Saved data entries
********

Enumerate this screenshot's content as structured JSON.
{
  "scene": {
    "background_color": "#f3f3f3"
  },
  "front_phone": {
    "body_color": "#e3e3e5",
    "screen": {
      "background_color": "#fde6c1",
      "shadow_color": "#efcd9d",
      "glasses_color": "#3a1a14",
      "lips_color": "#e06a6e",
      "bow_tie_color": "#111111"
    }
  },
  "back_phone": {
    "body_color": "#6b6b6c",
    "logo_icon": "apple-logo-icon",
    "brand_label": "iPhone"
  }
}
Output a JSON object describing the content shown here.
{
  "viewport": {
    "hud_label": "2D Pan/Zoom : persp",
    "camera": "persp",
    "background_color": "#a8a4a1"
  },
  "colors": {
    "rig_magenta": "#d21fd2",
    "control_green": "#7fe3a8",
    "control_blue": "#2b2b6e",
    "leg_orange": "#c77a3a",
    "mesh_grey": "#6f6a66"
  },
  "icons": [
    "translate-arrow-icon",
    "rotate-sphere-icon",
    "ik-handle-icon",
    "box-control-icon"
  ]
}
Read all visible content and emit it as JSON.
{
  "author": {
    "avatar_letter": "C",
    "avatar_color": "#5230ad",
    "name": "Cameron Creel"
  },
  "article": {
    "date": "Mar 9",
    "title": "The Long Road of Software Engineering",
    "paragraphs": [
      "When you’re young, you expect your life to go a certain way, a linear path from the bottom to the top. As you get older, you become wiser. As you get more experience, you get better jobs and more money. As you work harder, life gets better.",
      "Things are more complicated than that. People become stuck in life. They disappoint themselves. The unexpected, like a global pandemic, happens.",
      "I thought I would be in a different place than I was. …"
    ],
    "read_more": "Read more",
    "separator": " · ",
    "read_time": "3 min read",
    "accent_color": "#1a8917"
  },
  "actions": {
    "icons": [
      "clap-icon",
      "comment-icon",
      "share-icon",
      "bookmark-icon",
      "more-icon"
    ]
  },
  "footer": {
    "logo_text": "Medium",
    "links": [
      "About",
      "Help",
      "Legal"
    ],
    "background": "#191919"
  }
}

********

TASK DETAILS
Hand back the material above in full, exactly as written.

SOLUTION TO THIS PROBLEM
Enumerate this screenshot's content as structured JSON.
{
  "scene": {
    "background_color": "#f3f3f3"
  },
  "front_phone": {
    "body_color": "#e3e3e5",
    "screen": {
      "background_color": "#fde6c1",
      "shadow_color": "#efcd9d",
      "glasses_color": "#3a1a14",
      "lips_color": "#e06a6e",
      "bow_tie_color": "#111111"
    }
  },
  "back_phone": {
    "body_color": "#6b6b6c",
    "logo_icon": "apple-logo-icon",
    "brand_label": "iPhone"
  }
}
Output a JSON object describing the content shown here.
{
  "viewport": {
    "hud_label": "2D Pan/Zoom : persp",
    "camera": "persp",
    "background_color": "#a8a4a1"
  },
  "colors": {
    "rig_magenta": "#d21fd2",
    "control_green": "#7fe3a8",
    "control_blue": "#2b2b6e",
    "leg_orange": "#c77a3a",
    "mesh_grey": "#6f6a66"
  },
  "icons": [
    "translate-arrow-icon",
    "rotate-sphere-icon",
    "ik-handle-icon",
    "box-control-icon"
  ]
}
Read all visible content and emit it as JSON.
{
  "author": {
    "avatar_letter": "C",
    "avatar_color": "#5230ad",
    "name": "Cameron Creel"
  },
  "article": {
    "date": "Mar 9",
    "title": "The Long Road of Software Engineering",
    "paragraphs": [
      "When you’re young, you expect your life to go a certain way, a linear path from the bottom to the top. As you get older, you become wiser. As you get more experience, you get better jobs and more money. As you work harder, life gets better.",
      "Things are more complicated than that. People become stuck in life. They disappoint themselves. The unexpected, like a global pandemic, happens.",
      "I thought I would be in a different place than I was. …"
    ],
    "read_more": "Read more",
    "separator": " · ",
    "read_time": "3 min read",
    "accent_color": "#1a8917"
  },
  "actions": {
    "icons": [
      "clap-icon",
      "comment-icon",
      "share-icon",
      "bookmark-icon",
      "more-icon"
    ]
  },
  "footer": {
    "logo_text": "Medium",
    "links": [
      "About",
      "Help",
      "Legal"
    ],
    "background": "#191919"
  }
}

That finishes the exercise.